* Start Information supplied *

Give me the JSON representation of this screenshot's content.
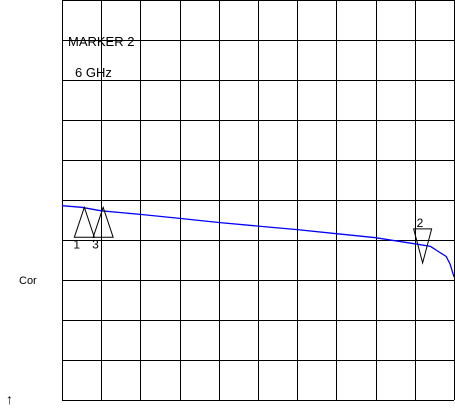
{
  "marker_readout": {
    "title": "MARKER 2",
    "frequency": "6 GHz"
  },
  "side_label": "Cor",
  "side_arrow": "↑",
  "markers": [
    {
      "label": "1",
      "direction": "up",
      "x_fraction": 0.057,
      "level_db": -4.1
    },
    {
      "label": "3",
      "direction": "up",
      "x_fraction": 0.105,
      "level_db": -4.1
    },
    {
      "label": "2",
      "direction": "down",
      "x_fraction": 0.92,
      "level_db": -4.9
    }
  ],
  "chart_data": {
    "type": "line",
    "grid": true,
    "x_divisions": 10,
    "y_divisions": 10,
    "series": [
      {
        "color": "#0000ff",
        "x": [
          0.0,
          0.05,
          0.1,
          0.2,
          0.3,
          0.4,
          0.5,
          0.6,
          0.7,
          0.8,
          0.9,
          0.94,
          0.96,
          0.98,
          0.99,
          1.0
        ],
        "y": [
          -4.05,
          -4.08,
          -4.15,
          -4.22,
          -4.3,
          -4.38,
          -4.45,
          -4.52,
          -4.6,
          -4.68,
          -4.8,
          -4.85,
          -4.95,
          -5.05,
          -5.2,
          -5.45
        ]
      }
    ]
  },
  "colors": {
    "grid": "#000000",
    "trace": "#0000ff",
    "background": "#ffffff"
  }
}
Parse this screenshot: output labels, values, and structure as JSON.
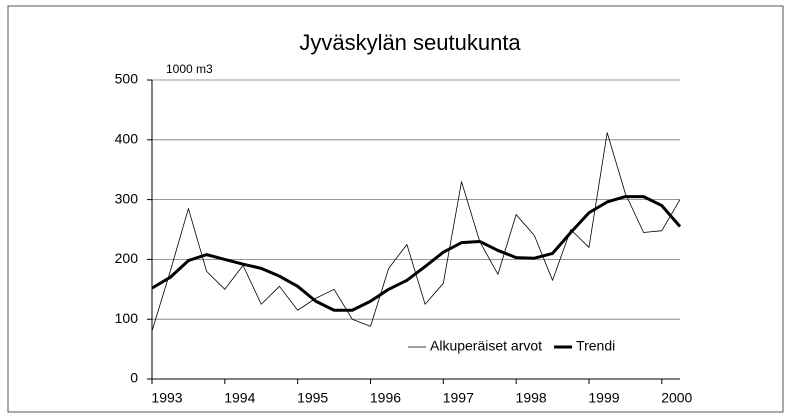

* End Information supplied *

_What you need to do_: Leaving the pictures aside, transcribe the entire listing exactly.

_Solution for this exercise_:
Give me the JSON representation of this screenshot's content.
{
  "marker_readout": {
    "title": "MARKER 2",
    "frequency": "6 GHz"
  },
  "side_label": "Cor",
  "side_arrow": "↑",
  "markers": [
    {
      "label": "1",
      "direction": "up",
      "x_fraction": 0.057,
      "level_db": -4.1
    },
    {
      "label": "3",
      "direction": "up",
      "x_fraction": 0.105,
      "level_db": -4.1
    },
    {
      "label": "2",
      "direction": "down",
      "x_fraction": 0.92,
      "level_db": -4.9
    }
  ],
  "chart_data": {
    "type": "line",
    "grid": true,
    "x_divisions": 10,
    "y_divisions": 10,
    "series": [
      {
        "color": "#0000ff",
        "x": [
          0.0,
          0.05,
          0.1,
          0.2,
          0.3,
          0.4,
          0.5,
          0.6,
          0.7,
          0.8,
          0.9,
          0.94,
          0.96,
          0.98,
          0.99,
          1.0
        ],
        "y": [
          -4.05,
          -4.08,
          -4.15,
          -4.22,
          -4.3,
          -4.38,
          -4.45,
          -4.52,
          -4.6,
          -4.68,
          -4.8,
          -4.85,
          -4.95,
          -5.05,
          -5.2,
          -5.45
        ]
      }
    ]
  },
  "colors": {
    "grid": "#000000",
    "trace": "#0000ff",
    "background": "#ffffff"
  }
}
Parse this screenshot: output labels, values, and structure as JSON.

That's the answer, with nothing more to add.